Written instruction:
Write out the complete material exactly as it stands.

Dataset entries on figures
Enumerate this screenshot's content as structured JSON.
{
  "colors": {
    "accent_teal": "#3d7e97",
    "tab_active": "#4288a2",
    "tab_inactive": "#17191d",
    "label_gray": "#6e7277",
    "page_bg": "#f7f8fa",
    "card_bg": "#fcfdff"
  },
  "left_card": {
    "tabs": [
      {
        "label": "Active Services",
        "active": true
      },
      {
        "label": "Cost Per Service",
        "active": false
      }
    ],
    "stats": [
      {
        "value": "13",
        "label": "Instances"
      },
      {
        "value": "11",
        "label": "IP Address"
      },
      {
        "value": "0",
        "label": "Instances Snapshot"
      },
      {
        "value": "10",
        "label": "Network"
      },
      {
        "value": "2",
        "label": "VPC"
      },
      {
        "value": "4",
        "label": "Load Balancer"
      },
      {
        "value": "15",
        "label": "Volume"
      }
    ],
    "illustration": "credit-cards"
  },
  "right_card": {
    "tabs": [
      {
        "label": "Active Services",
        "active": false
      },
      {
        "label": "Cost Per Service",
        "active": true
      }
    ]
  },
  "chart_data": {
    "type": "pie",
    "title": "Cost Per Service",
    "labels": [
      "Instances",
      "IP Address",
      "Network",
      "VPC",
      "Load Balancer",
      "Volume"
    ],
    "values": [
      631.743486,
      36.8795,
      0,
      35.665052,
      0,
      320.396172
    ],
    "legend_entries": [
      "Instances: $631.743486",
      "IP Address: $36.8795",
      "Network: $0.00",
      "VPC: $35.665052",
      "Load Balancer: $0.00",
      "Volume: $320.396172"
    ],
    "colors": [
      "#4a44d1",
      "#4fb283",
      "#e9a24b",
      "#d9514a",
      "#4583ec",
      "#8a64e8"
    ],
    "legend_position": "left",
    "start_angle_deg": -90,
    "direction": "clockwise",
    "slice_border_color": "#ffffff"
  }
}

Output for this task:
Enumerate this screenshot's content as structured JSON.
{
  "colors": {
    "accent_teal": "#3d7e97",
    "tab_active": "#4288a2",
    "tab_inactive": "#17191d",
    "label_gray": "#6e7277",
    "page_bg": "#f7f8fa",
    "card_bg": "#fcfdff"
  },
  "left_card": {
    "tabs": [
      {
        "label": "Active Services",
        "active": true
      },
      {
        "label": "Cost Per Service",
        "active": false
      }
    ],
    "stats": [
      {
        "value": "13",
        "label": "Instances"
      },
      {
        "value": "11",
        "label": "IP Address"
      },
      {
        "value": "0",
        "label": "Instances Snapshot"
      },
      {
        "value": "10",
        "label": "Network"
      },
      {
        "value": "2",
        "label": "VPC"
      },
      {
        "value": "4",
        "label": "Load Balancer"
      },
      {
        "value": "15",
        "label": "Volume"
      }
    ],
    "illustration": "credit-cards"
  },
  "right_card": {
    "tabs": [
      {
        "label": "Active Services",
        "active": false
      },
      {
        "label": "Cost Per Service",
        "active": true
      }
    ]
  },
  "chart_data": {
    "type": "pie",
    "title": "Cost Per Service",
    "labels": [
      "Instances",
      "IP Address",
      "Network",
      "VPC",
      "Load Balancer",
      "Volume"
    ],
    "values": [
      631.743486,
      36.8795,
      0,
      35.665052,
      0,
      320.396172
    ],
    "legend_entries": [
      "Instances: $631.743486",
      "IP Address: $36.8795",
      "Network: $0.00",
      "VPC: $35.665052",
      "Load Balancer: $0.00",
      "Volume: $320.396172"
    ],
    "colors": [
      "#4a44d1",
      "#4fb283",
      "#e9a24b",
      "#d9514a",
      "#4583ec",
      "#8a64e8"
    ],
    "legend_position": "left",
    "start_angle_deg": -90,
    "direction": "clockwise",
    "slice_border_color": "#ffffff"
  }
}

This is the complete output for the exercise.